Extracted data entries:
'''

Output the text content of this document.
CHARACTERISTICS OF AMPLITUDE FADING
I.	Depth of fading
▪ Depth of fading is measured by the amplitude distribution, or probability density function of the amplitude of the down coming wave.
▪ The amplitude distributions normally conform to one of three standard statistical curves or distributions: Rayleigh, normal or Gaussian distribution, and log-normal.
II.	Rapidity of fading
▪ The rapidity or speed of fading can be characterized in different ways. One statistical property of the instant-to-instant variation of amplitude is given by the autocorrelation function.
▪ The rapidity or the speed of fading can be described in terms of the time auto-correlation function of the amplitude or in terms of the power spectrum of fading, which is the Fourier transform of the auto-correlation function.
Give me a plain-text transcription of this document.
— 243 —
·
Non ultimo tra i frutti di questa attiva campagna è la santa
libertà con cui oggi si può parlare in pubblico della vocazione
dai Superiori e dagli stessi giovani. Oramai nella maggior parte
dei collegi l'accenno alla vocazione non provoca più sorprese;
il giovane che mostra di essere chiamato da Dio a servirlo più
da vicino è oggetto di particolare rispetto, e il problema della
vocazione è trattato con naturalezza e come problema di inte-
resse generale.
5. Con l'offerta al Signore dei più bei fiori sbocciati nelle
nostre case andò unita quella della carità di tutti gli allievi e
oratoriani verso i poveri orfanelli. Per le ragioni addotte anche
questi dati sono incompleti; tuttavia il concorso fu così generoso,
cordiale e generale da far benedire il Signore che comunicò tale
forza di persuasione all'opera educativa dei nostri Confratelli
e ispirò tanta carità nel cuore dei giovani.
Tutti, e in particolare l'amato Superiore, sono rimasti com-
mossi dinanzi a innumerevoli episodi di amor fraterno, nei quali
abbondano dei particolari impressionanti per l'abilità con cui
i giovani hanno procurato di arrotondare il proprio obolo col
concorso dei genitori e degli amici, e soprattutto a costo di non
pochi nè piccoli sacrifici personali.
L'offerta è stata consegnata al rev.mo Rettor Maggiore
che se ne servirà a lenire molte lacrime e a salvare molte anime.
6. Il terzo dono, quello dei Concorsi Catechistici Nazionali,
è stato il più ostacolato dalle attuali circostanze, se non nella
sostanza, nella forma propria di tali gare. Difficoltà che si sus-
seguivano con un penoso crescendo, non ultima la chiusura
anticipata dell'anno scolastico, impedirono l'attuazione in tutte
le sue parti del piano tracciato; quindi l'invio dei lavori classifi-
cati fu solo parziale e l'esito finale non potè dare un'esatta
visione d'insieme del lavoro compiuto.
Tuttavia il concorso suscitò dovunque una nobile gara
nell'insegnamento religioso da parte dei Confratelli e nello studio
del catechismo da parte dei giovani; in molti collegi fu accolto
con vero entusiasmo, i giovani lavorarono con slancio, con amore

'''

_Task statement_
Across the material above, how many lines include the string "this"? Only the number is wanted.

_Task output_
2